Set problem: Select all lines with the string "Model" in them, and copy those lines.

## START Record list

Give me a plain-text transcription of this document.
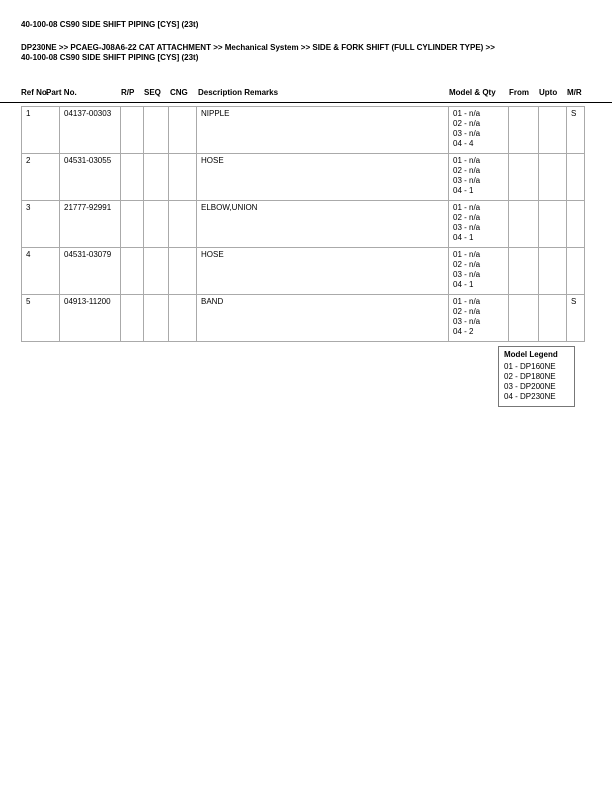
40-100-08 CS90 SIDE SHIFT PIPING [CYS] (23t)
DP230NE >> PCAEG-J08A6-22 CAT ATTACHMENT >> Mechanical System >> SIDE & FORK SHIFT (FULL CYLINDER TYPE) >>
40-100-08 CS90 SIDE SHIFT PIPING [CYS] (23t)
Ref No.
Part No.	R/P SEQ CNG Description Remarks	Model & Qty From Upto M/R
1	04137-00303				NIPPLE	01 - n/a
02 - n/a
03 - n/a
04 - 4			S
2	04531-03055				HOSE	01 - n/a
02 - n/a
03 - n/a
04 - 1			

3	21777-92991				ELBOW,UNION	01 - n/a
02 - n/a
03 - n/a
04 - 1			

4	04531-03079				HOSE	01 - n/a
02 - n/a
03 - n/a
04 - 1			

5	04913-11200				BAND	01 - n/a
02 - n/a
03 - n/a
04 - 2			S
Model Legend
01 - DP160NE
02 - DP180NE
03 - DP200NE
04 - DP230NE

## END Record list

Answer in full:
Part No.	R/P SEQ CNG Description Remarks	Model & Qty From Upto M/R
Model Legend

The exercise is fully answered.